ELSA FLORES: April the thirtieth. [laughter]
JEFFREY RANGEL: April the thirtieth, right. Okay.
ELSA FLORES: Okay. So I have already talked to you about the mural-the Ronald Reagan mural-and all that hassle. So anyway I had this mural to do and full of grief and this terrible weather and all the political ramifications surrounding it. Did it. Done. And close to the first-year anniversary of his death, Maya and I needed a change. Well, I decided for us, but I felt we needed a change. We needed to get out of the house that he had-he didn't die in the house but where his last days were-and start a new beginning. So I completed the mural and got the last payment on the commission and was able to purchase this house. I'd looked around for many months and finally found this one. Which was really interesting the way things kind of find their way to you. Because I had been looking in a neighborhood that had a good school district, and so South Pasadena was one of the safest and one of the best. Actually, I wanted to live in Mt. Washington, but it was very unsafe. Lots of robberies and stuff and schools weren't good. But I always loved that area, so I said, "Okay, well South Pas." And I couldn't afford most of the houses in the neighborhood, so I was cruising with the realtor one day and we passed by this house and I go, "That's a great house." She goes, "Oh yeah, but you couldn't afford it. Everyone wants to live on that street and it's a very expensive street." I said, "Okay." So we went on, she showed me other houses, and finally I told her-the houses she was showing me-I said, "You know what? I can't afford that. You know, I thought I could but I really can't." And she said, "Well, okay. You know what? Let me go back and show you this house." And it was more affordable. She just wanted to sell me the more expensive house.
JEFFREY RANGEL: Ah-h-h!
ELSA FLORES: But the interesting thing was that day we had little Max [Blum], who was one of Maya's schoolmates and Max was born missing some fingers and his limb was all deformed so they had to amputate him at the knee. So he was wearing a prosthesis. He and Maya were very close. And Max was with us. But Max had this very endearing relationship with Carlos, like no other child had with him, and they were really connected and Carlos really inspired him. He felt he was an artist, too, and he would copy some of Carlos's painting. He would go visit him in the hospital, and the last time he saw Carlos he said, "I'll see you, old friend." You know, this like really sweet good-bye. And so Max was with us, and we came in and saw the house and I said, "Yeah, I see possibilities. Yeah, let's make an offer." And it turns out there were three other offers on the house, but the Children's Orthopedic Hospital owned the house. The prior owner had donated it to them. And it was just this connection that here Max, this physically challenged kid, was with us who had been so connected Carlos, kind of was with us, and she pleaded our story to the board of the hospital, and they chose us when we had given a lower bid than some of the other people.
JEFFREY RANGEL: Wow.
ELSA FLORES: So it was like Carlos kind of guided us here. How did we get off on that? We were. . . .
JEFFREY RANGEL: You needed a change.

◆ Data ◆

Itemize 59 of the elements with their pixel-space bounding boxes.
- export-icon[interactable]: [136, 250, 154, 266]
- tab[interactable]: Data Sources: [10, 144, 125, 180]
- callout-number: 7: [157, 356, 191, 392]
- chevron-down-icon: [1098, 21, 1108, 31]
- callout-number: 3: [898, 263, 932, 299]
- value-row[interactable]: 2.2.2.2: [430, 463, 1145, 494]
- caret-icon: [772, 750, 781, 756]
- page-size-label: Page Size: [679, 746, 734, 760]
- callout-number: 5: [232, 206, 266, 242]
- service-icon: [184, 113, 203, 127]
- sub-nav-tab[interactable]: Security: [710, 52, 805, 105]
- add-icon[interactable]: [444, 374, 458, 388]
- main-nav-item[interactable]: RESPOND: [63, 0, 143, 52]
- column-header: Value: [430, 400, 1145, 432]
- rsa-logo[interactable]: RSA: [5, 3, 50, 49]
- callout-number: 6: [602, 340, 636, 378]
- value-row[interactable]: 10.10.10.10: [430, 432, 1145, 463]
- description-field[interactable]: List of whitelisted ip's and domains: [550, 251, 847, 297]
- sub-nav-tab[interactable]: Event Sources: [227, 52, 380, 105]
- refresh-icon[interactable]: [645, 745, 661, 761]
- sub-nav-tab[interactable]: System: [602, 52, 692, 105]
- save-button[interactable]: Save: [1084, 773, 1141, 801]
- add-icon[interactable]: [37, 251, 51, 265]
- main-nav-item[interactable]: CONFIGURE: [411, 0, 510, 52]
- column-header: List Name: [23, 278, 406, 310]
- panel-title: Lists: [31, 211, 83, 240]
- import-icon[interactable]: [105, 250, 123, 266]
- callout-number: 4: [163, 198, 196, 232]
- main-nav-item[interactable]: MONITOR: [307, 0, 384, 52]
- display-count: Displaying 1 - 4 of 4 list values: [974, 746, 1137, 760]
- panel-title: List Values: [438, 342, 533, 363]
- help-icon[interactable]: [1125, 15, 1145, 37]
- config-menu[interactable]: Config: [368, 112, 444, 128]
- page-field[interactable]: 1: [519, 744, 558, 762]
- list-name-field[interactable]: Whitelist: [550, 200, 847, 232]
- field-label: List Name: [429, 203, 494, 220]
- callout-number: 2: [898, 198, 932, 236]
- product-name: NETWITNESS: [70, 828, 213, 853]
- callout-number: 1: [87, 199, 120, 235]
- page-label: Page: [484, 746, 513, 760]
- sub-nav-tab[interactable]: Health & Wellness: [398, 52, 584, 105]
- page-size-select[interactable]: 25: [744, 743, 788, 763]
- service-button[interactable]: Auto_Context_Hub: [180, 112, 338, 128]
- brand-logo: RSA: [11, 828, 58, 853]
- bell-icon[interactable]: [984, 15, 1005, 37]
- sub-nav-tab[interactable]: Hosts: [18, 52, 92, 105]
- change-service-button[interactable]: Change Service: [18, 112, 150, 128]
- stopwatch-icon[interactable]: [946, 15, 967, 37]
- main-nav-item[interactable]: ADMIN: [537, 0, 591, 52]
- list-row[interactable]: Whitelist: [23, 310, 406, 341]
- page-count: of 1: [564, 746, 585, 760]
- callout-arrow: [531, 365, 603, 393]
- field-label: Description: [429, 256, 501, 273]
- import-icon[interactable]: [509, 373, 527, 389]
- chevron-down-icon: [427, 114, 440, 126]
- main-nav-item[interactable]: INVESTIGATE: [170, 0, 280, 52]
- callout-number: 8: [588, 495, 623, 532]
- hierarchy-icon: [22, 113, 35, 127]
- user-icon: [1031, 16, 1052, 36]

◆ What you have to do ◆
Can you return, word for word, the part of the interview transcript that begins at the words "JEFFREY RANGEL: Wow." and stops after "You needed a change."?

◆ Written solution ◆
JEFFREY RANGEL: Wow.
ELSA FLORES: So it was like Carlos kind of guided us here. How did we get off on that? We were. . . .
JEFFREY RANGEL: You needed a change.